## INPUT
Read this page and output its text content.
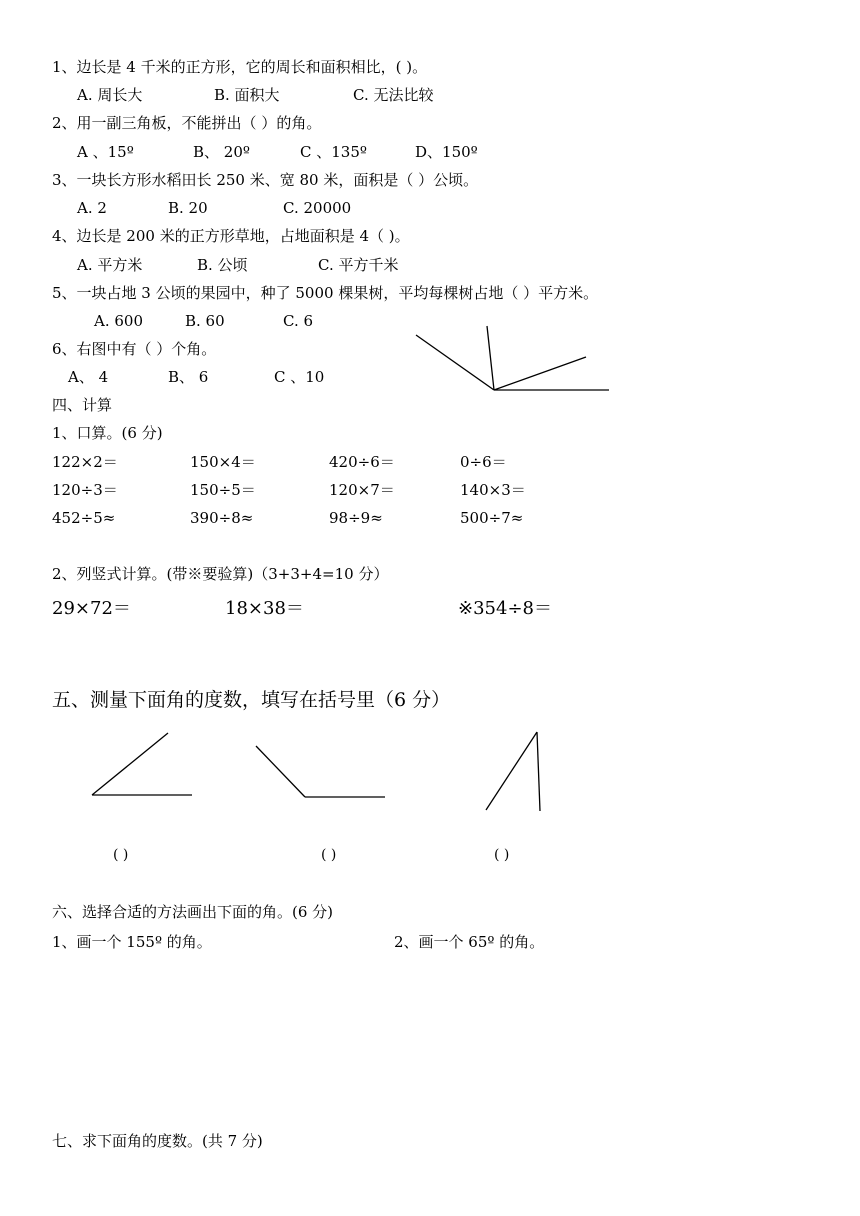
1、边长是 4 千米的正方形，它的周长和面积相比，( )。
A. 周长大	B. 面积大	C. 无法比较
2、用一副三角板，不能拼出（ ）的角。
A 、15º	B、 20º	C 、135º	D、150º
3、一块长方形水稻田长 250 米、宽 80 米，面积是（ ）公顷。
A. 2	B. 20	C. 20000
4、边长是 200 米的正方形草地，占地面积是 4（ )。
A. 平方米	B. 公顷	C. 平方千米
5、一块占地 3 公顷的果园中，种了 5000 棵果树，平均每棵树占地（ ）平方米。
A. 600	B. 60	C. 6
6、右图中有（ ）个角。
A、 4	B、 6	C 、10
四、计算
1、口算。(6 分)
122×2＝	150×4＝	420÷6＝	0÷6＝
120÷3＝	150÷5＝	120×7＝	140×3＝
452÷5≈	390÷8≈	98÷9≈	500÷7≈
2、列竖式计算。(带※要验算)（3+3+4=10 分）
29×72＝	18×38＝	※354÷8＝
五、测量下面角的度数，填写在括号里（6 分）
( )	( )	( )
六、选择合适的方法画出下面的角。(6 分)
1、画一个 155º 的角。	2、画一个 65º 的角。
七、求下面角的度数。(共 7 分)
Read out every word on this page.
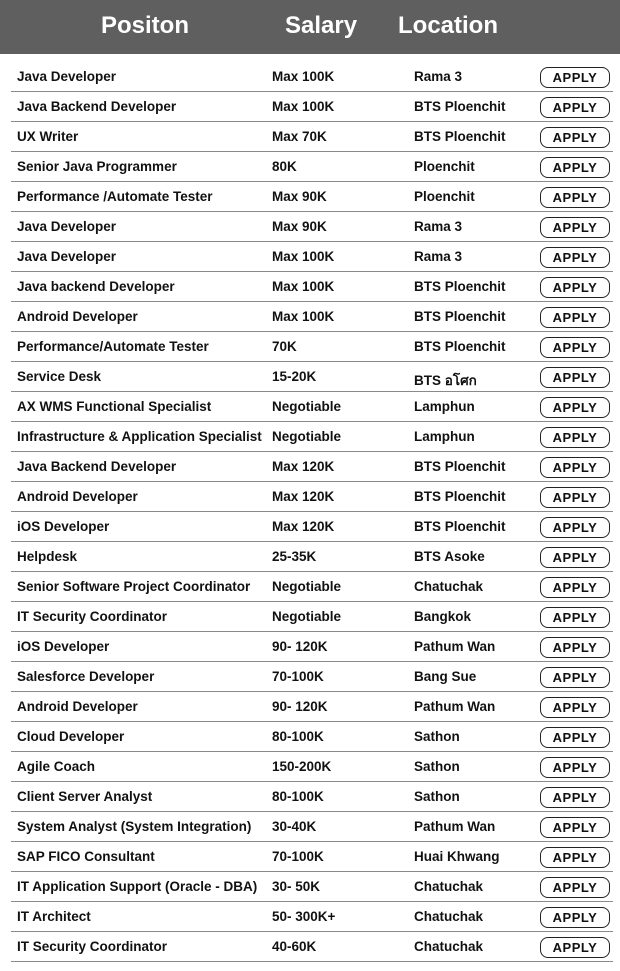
Positon	Salary Location
Java Developer	Max 100K	Rama 3	APPLY
Java Backend Developer	Max 100K	BTS Ploenchit	APPLY
UX Writer	Max 70K	BTS Ploenchit	APPLY
Senior Java Programmer	80K	Ploenchit	APPLY
Performance /Automate Tester	Max 90K	Ploenchit	APPLY
Java Developer	Max 90K	Rama 3	APPLY
Java Developer	Max 100K	Rama 3	APPLY
Java backend Developer	Max 100K	BTS Ploenchit	APPLY
Android Developer	Max 100K	BTS Ploenchit	APPLY
Performance/Automate Tester	70K	BTS Ploenchit	APPLY
Service Desk	15-20K	BTS อโศก	APPLY
AX WMS Functional Specialist	Negotiable	Lamphun	APPLY
Infrastructure & Application Specialist Negotiable	Lamphun	APPLY
Java Backend Developer	Max 120K	BTS Ploenchit	APPLY
Android Developer	Max 120K	BTS Ploenchit	APPLY
iOS Developer	Max 120K	BTS Ploenchit	APPLY
Helpdesk	25-35K	BTS Asoke	APPLY
Senior Software Project Coordinator Negotiable	Chatuchak	APPLY
IT Security Coordinator	Negotiable	Bangkok	APPLY
iOS Developer	90- 120K	Pathum Wan	APPLY
Salesforce Developer	70-100K	Bang Sue	APPLY
Android Developer	90- 120K	Pathum Wan	APPLY
Cloud Developer	80-100K	Sathon	APPLY
Agile Coach	150-200K	Sathon	APPLY
Client Server Analyst	80-100K	Sathon	APPLY
System Analyst (System Integration) 30-40K	Pathum Wan	APPLY
SAP FICO Consultant	70-100K	Huai Khwang	APPLY
IT Application Support (Oracle - DBA) 30- 50K	Chatuchak	APPLY
IT Architect	50- 300K+	Chatuchak	APPLY
IT Security Coordinator	40-60K	Chatuchak	APPLY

## WRITTEN PROBLEM
Pull every line containing "Android" out of the records.

## WRITTEN ANSWER
Android Developer	Max 100K	BTS Ploenchit	APPLY
Android Developer	Max 120K	BTS Ploenchit	APPLY
Android Developer	90- 120K	Pathum Wan	APPLY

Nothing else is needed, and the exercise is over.